Dataset excerpts:
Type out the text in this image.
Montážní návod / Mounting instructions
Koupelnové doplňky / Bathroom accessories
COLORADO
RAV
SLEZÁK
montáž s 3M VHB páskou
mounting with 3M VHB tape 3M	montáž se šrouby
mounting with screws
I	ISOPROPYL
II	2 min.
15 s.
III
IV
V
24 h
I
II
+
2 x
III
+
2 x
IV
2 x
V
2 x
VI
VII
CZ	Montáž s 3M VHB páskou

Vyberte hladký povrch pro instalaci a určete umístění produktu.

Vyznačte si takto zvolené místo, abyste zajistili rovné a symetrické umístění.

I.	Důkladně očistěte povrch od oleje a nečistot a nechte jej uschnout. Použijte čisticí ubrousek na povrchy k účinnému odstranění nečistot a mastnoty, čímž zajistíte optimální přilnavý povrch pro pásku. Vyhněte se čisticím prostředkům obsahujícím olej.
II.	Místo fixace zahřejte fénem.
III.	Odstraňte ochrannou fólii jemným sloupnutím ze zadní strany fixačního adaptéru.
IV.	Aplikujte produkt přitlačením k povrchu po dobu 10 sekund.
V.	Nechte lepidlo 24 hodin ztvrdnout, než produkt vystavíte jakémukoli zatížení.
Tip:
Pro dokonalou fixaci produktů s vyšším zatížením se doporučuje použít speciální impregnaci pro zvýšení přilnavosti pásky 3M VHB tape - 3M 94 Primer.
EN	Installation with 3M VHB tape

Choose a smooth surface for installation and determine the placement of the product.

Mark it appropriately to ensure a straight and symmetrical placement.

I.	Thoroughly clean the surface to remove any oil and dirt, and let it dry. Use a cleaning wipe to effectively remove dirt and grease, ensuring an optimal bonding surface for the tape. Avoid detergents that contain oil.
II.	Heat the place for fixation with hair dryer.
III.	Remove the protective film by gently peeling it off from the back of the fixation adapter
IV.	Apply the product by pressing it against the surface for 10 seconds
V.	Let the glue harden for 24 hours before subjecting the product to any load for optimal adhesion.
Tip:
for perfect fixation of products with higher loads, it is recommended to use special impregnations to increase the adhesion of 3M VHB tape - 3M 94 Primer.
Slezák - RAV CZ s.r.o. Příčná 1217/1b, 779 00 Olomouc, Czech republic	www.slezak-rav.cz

The exercise: Report each line in the data that holds the word "surface".

Task response:
Choose a smooth surface for installation and determine the placement of the product.
I.	Thoroughly clean the surface to remove any oil and dirt, and let it dry. Use a cleaning wipe to effectively remove dirt and grease, ensuring an optimal bonding surface for the tape. Avoid detergents that contain oil.
IV.	Apply the product by pressing it against the surface for 10 seconds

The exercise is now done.